Return the records from the line with "List 47 of the" up to and including the line with "x-tick-label: 2 bbox=[134, 392, 143, 408]", word for word. Leave the pictures out.

----------------

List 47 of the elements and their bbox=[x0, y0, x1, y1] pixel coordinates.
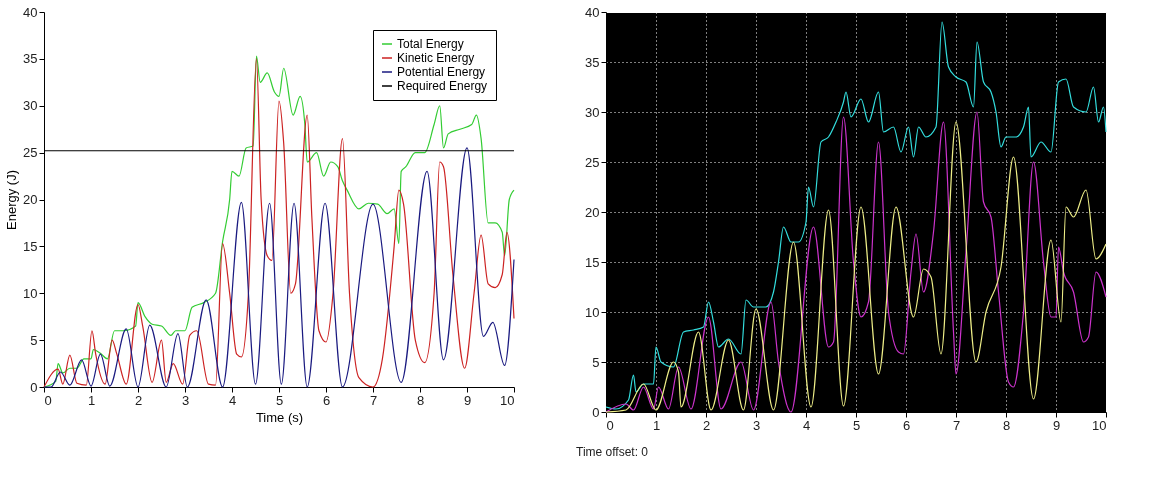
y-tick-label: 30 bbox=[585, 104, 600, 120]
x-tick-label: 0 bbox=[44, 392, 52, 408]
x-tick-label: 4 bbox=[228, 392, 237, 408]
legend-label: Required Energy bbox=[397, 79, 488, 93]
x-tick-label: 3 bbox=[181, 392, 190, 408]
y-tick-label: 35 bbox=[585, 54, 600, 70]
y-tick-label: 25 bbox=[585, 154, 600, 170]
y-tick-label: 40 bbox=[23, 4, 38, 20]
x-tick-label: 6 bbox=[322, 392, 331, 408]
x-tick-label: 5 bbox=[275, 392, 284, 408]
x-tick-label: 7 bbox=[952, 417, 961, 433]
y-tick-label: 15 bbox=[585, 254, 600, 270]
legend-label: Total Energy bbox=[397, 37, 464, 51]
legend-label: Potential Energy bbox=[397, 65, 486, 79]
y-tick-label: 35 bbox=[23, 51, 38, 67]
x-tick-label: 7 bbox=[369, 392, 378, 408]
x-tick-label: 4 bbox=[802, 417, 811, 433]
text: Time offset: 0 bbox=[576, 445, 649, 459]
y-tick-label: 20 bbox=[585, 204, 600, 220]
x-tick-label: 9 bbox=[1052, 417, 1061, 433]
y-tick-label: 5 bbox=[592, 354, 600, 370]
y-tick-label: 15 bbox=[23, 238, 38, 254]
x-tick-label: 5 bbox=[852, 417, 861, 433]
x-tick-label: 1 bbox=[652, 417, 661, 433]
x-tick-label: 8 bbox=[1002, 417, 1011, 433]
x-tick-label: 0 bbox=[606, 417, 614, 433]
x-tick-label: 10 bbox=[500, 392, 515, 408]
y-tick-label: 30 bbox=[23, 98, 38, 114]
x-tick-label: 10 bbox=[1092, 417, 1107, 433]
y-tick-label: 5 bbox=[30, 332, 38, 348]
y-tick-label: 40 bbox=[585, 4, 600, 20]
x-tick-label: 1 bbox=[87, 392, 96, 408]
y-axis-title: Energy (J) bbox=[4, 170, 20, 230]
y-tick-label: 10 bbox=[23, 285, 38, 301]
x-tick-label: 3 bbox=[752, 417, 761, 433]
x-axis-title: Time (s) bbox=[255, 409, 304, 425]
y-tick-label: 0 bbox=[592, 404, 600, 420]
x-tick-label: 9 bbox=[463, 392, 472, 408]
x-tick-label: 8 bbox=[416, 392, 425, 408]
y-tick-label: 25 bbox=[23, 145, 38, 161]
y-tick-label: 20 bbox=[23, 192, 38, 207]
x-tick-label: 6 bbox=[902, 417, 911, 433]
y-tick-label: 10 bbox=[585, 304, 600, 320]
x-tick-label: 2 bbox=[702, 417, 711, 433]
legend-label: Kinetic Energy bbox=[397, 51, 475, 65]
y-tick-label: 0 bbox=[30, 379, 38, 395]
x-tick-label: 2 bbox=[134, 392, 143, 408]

----------------

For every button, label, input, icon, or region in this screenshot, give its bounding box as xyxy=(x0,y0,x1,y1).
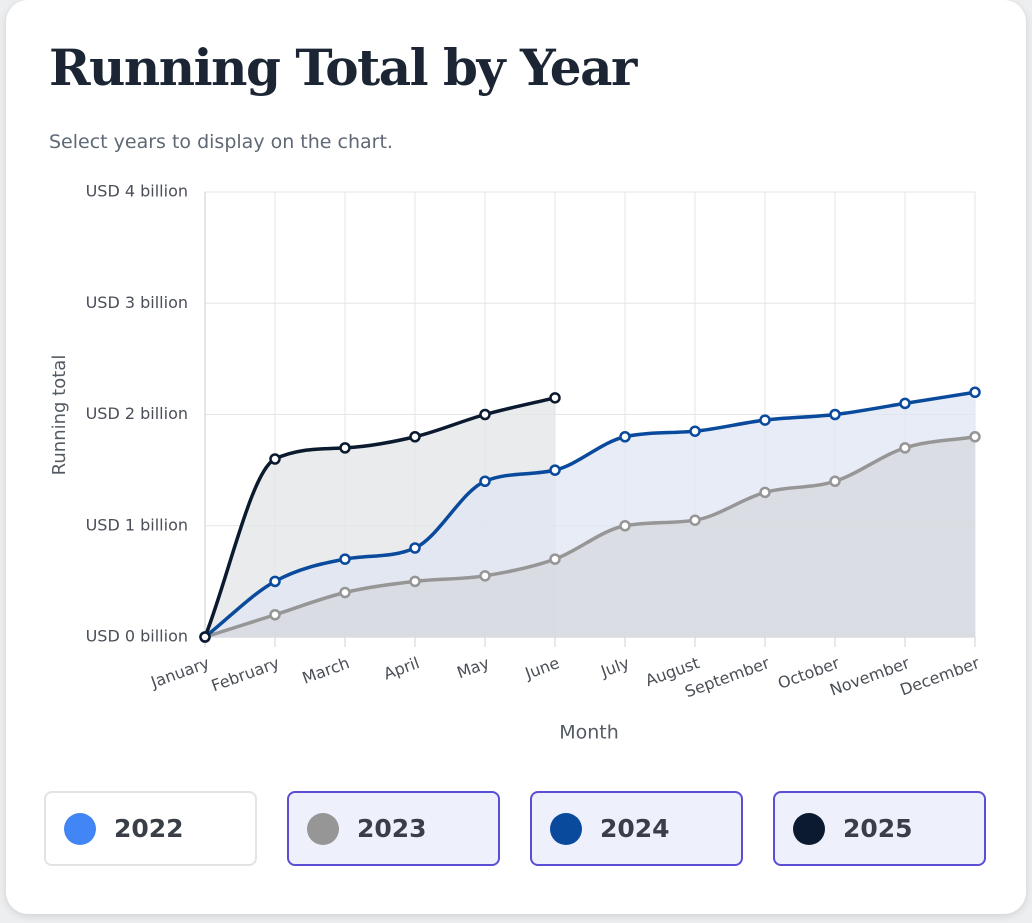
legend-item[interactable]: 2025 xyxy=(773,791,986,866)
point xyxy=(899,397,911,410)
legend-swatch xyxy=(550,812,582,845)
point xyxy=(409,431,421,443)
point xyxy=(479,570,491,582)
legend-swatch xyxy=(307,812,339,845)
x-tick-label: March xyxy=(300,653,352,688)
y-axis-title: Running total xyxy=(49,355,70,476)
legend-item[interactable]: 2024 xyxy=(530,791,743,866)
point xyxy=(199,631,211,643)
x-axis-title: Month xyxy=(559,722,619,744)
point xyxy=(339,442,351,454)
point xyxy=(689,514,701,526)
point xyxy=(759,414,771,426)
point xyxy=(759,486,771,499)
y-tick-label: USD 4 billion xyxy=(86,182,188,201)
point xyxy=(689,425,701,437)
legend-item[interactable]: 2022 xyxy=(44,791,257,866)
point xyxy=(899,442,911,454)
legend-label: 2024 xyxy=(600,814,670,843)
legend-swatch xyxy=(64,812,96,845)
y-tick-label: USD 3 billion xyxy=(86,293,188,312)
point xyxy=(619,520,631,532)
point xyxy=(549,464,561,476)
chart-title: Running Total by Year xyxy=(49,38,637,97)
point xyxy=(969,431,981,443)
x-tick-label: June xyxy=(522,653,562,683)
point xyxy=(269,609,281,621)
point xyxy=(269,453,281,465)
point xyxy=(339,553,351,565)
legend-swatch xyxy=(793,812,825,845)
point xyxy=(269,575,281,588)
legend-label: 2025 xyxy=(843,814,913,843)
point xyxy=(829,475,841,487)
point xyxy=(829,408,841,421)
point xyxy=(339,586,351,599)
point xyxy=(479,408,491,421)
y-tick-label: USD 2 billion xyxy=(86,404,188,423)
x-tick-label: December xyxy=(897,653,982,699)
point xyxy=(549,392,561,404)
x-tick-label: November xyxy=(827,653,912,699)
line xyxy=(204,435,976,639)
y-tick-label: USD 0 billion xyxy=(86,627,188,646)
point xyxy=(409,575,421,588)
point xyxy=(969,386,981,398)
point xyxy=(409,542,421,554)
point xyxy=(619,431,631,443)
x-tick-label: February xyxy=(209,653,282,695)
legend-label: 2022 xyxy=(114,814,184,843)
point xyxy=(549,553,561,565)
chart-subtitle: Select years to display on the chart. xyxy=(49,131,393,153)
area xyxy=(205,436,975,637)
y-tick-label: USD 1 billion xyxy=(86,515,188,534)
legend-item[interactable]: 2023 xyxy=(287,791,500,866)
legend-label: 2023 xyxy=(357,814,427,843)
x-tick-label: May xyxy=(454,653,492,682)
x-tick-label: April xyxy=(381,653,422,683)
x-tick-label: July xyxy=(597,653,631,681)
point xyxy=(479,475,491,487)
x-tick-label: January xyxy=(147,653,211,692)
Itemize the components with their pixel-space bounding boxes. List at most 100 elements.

----------------

§ **Task output**:
List 47 of the elements and their bbox=[x0, y0, x1, y1] pixel coordinates.
y-tick-label: 30 bbox=[585, 104, 600, 120]
x-tick-label: 0 bbox=[44, 392, 52, 408]
x-tick-label: 4 bbox=[228, 392, 237, 408]
legend-label: Required Energy bbox=[397, 79, 488, 93]
x-tick-label: 3 bbox=[181, 392, 190, 408]
y-tick-label: 35 bbox=[585, 54, 600, 70]
y-tick-label: 25 bbox=[585, 154, 600, 170]
y-tick-label: 40 bbox=[23, 4, 38, 20]
x-tick-label: 6 bbox=[322, 392, 331, 408]
x-tick-label: 5 bbox=[275, 392, 284, 408]
x-tick-label: 7 bbox=[952, 417, 961, 433]
y-tick-label: 15 bbox=[585, 254, 600, 270]
legend-label: Total Energy bbox=[397, 37, 464, 51]
legend-label: Potential Energy bbox=[397, 65, 486, 79]
y-tick-label: 35 bbox=[23, 51, 38, 67]
x-tick-label: 7 bbox=[369, 392, 378, 408]
x-tick-label: 4 bbox=[802, 417, 811, 433]
text: Time offset: 0 bbox=[576, 445, 649, 459]
y-tick-label: 20 bbox=[585, 204, 600, 220]
x-tick-label: 9 bbox=[1052, 417, 1061, 433]
y-tick-label: 5 bbox=[592, 354, 600, 370]
y-tick-label: 15 bbox=[23, 238, 38, 254]
x-tick-label: 5 bbox=[852, 417, 861, 433]
x-tick-label: 1 bbox=[652, 417, 661, 433]
x-tick-label: 8 bbox=[1002, 417, 1011, 433]
x-tick-label: 0 bbox=[606, 417, 614, 433]
x-tick-label: 10 bbox=[500, 392, 515, 408]
y-tick-label: 30 bbox=[23, 98, 38, 114]
x-tick-label: 10 bbox=[1092, 417, 1107, 433]
y-tick-label: 5 bbox=[30, 332, 38, 348]
y-tick-label: 40 bbox=[585, 4, 600, 20]
x-tick-label: 1 bbox=[87, 392, 96, 408]
y-axis-title: Energy (J) bbox=[4, 170, 20, 230]
y-tick-label: 10 bbox=[23, 285, 38, 301]
x-tick-label: 3 bbox=[752, 417, 761, 433]
x-axis-title: Time (s) bbox=[255, 409, 304, 425]
y-tick-label: 0 bbox=[592, 404, 600, 420]
x-tick-label: 9 bbox=[463, 392, 472, 408]
x-tick-label: 8 bbox=[416, 392, 425, 408]
y-tick-label: 25 bbox=[23, 145, 38, 161]
y-tick-label: 20 bbox=[23, 192, 38, 207]
x-tick-label: 6 bbox=[902, 417, 911, 433]
y-tick-label: 10 bbox=[585, 304, 600, 320]
x-tick-label: 2 bbox=[702, 417, 711, 433]
legend-label: Kinetic Energy bbox=[397, 51, 475, 65]
y-tick-label: 0 bbox=[30, 379, 38, 395]
x-tick-label: 2 bbox=[134, 392, 143, 408]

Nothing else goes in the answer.